Data entries
· · · · · · ·

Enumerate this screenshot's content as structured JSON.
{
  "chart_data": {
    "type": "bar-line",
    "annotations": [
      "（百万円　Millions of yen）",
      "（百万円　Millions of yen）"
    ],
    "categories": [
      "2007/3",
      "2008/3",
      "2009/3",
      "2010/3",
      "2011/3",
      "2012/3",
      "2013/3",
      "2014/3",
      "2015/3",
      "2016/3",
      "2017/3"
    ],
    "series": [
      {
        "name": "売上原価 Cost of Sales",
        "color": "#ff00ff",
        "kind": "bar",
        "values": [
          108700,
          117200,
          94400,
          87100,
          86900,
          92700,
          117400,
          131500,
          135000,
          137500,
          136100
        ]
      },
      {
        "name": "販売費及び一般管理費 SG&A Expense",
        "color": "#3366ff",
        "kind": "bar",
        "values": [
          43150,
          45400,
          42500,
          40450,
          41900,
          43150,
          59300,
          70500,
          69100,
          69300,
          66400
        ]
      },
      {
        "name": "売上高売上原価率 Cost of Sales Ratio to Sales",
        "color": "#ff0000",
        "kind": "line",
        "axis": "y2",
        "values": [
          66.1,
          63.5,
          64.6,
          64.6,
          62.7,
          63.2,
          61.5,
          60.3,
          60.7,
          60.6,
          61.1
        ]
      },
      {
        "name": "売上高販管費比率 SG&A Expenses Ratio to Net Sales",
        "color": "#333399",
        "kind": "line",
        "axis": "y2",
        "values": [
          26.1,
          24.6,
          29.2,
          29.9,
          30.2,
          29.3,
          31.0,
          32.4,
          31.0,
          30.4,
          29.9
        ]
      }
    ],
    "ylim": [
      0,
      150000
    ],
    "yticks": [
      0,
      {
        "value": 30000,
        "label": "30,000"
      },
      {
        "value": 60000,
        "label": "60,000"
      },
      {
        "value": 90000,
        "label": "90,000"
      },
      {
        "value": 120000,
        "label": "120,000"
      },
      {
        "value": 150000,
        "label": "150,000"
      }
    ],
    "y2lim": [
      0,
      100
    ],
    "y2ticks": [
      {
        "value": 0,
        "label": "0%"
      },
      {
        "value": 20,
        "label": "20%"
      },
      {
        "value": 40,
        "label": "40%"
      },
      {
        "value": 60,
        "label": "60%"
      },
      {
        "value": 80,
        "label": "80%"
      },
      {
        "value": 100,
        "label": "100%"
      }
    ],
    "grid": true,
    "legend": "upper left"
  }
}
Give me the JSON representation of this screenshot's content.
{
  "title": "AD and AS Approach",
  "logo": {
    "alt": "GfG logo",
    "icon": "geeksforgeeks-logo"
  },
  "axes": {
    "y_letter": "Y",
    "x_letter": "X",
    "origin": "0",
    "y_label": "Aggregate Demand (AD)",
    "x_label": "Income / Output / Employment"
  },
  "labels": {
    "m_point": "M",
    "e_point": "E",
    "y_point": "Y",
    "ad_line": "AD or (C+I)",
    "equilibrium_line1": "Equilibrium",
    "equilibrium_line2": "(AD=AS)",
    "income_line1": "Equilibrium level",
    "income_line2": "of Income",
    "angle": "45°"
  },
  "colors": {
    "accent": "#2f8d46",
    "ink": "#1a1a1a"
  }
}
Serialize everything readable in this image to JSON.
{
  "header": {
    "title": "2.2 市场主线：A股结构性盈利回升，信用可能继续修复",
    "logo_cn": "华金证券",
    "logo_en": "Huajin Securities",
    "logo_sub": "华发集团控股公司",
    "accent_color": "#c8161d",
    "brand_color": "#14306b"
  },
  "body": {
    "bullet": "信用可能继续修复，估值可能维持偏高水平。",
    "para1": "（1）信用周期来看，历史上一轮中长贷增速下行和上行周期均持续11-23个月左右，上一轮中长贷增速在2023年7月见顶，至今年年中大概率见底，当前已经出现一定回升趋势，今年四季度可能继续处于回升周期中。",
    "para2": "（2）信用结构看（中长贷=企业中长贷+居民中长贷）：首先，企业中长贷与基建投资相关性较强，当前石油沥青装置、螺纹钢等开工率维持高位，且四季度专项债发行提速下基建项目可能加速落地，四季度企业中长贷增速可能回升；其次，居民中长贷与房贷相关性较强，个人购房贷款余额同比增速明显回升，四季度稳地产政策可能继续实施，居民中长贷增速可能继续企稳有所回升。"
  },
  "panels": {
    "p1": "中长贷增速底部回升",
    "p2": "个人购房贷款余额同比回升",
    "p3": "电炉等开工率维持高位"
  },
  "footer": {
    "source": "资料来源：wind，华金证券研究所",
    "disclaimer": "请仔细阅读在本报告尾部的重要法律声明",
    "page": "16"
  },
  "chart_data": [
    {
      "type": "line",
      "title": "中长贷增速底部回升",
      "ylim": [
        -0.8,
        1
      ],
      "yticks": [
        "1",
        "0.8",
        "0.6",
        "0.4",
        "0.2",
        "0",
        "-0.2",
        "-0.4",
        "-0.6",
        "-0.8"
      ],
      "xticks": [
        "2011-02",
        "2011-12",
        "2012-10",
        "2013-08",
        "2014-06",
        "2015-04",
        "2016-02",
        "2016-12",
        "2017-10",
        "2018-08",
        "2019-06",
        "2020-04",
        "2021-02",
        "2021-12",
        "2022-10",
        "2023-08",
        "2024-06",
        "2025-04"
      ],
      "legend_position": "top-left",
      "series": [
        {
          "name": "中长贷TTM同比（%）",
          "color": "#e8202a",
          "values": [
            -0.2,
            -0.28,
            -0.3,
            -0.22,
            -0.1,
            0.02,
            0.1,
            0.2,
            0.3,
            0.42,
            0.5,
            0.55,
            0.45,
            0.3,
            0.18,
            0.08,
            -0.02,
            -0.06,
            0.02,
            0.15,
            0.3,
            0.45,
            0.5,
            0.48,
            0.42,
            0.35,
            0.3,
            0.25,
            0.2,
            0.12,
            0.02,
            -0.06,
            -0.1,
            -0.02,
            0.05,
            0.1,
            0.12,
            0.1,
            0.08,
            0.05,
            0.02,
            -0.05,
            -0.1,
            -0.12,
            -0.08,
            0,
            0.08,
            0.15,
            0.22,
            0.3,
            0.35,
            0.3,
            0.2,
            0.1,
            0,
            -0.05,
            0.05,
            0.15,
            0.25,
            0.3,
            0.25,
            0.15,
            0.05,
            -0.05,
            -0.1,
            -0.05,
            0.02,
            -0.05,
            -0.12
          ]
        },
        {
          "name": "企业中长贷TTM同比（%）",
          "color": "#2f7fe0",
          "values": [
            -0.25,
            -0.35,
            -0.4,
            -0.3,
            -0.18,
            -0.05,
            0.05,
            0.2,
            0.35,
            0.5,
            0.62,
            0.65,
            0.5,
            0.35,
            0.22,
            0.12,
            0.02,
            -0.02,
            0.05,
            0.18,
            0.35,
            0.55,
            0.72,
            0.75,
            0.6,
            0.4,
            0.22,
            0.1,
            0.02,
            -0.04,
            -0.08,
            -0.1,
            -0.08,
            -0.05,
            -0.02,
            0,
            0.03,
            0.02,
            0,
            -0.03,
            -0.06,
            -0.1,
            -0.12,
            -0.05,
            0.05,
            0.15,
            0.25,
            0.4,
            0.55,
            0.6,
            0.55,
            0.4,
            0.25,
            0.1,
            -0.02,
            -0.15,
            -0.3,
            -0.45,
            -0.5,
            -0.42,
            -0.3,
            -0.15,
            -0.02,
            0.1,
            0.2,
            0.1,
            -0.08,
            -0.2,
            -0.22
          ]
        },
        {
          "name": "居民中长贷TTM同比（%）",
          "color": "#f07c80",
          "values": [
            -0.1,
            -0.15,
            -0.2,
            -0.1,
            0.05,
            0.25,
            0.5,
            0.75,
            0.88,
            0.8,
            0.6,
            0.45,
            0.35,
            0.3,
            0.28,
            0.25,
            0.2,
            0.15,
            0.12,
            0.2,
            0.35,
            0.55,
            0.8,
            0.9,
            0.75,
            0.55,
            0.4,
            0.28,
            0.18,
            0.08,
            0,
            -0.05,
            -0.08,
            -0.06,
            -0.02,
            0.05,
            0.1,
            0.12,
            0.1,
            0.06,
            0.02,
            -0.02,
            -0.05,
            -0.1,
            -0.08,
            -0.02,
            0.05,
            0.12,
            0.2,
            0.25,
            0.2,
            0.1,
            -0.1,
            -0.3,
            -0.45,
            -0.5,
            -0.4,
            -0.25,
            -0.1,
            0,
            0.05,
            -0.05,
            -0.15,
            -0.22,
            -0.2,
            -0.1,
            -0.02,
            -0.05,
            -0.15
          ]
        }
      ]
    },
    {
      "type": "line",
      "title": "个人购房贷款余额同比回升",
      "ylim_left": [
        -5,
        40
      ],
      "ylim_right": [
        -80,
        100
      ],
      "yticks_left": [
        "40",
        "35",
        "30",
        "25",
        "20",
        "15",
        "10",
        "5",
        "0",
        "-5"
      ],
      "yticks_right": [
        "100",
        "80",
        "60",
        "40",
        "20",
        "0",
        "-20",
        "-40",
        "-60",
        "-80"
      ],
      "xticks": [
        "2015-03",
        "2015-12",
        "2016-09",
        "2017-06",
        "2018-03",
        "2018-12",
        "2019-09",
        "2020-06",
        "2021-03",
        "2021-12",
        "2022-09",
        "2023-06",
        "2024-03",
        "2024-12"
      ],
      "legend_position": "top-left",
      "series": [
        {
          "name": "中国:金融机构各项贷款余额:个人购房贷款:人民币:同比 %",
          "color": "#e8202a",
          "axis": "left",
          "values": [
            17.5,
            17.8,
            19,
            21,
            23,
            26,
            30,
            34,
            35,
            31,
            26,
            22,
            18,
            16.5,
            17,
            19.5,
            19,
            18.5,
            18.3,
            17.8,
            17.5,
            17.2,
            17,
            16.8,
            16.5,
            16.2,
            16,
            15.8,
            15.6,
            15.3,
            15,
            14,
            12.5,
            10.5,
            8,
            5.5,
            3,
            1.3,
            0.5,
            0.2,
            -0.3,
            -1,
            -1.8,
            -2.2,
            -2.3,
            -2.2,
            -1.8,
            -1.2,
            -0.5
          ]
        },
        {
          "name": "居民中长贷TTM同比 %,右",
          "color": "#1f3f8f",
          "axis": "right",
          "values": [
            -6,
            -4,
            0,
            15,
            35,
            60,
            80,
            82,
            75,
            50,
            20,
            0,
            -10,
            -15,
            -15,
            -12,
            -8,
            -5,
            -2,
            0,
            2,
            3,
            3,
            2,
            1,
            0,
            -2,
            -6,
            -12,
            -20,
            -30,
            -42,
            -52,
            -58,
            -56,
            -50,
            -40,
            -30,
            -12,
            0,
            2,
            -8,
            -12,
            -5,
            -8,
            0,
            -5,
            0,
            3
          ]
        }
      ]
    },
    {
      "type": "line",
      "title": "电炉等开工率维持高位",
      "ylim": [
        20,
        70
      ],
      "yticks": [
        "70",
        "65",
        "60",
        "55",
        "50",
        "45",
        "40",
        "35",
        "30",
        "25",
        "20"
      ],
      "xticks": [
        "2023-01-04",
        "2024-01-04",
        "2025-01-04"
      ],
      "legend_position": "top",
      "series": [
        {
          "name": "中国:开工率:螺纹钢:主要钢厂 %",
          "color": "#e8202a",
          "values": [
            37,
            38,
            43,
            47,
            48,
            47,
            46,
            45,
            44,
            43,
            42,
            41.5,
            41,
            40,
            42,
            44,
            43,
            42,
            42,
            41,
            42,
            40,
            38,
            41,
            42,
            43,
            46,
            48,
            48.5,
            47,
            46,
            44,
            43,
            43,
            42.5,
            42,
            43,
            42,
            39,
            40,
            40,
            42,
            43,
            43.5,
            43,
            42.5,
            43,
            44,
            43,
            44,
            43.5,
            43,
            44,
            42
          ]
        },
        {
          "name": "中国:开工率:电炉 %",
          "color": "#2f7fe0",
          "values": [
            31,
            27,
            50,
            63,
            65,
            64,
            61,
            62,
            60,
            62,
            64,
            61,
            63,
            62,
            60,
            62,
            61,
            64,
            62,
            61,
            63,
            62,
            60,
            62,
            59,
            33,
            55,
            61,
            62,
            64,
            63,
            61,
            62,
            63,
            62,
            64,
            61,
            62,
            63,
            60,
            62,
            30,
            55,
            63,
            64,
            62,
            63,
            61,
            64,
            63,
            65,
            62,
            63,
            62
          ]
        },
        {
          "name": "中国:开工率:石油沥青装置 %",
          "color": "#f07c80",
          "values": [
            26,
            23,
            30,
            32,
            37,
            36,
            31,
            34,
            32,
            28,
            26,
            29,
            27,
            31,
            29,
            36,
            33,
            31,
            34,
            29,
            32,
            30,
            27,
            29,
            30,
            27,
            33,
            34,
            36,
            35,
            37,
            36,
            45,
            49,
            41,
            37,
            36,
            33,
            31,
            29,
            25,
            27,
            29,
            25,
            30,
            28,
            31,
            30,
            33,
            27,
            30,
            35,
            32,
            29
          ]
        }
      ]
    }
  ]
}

· · · · · · ·

**Problem requirements**
Copy out each line of the data containing the string "Millions".

**Reply**
      "（百万円　Millions of yen）",
      "（百万円　Millions of yen）"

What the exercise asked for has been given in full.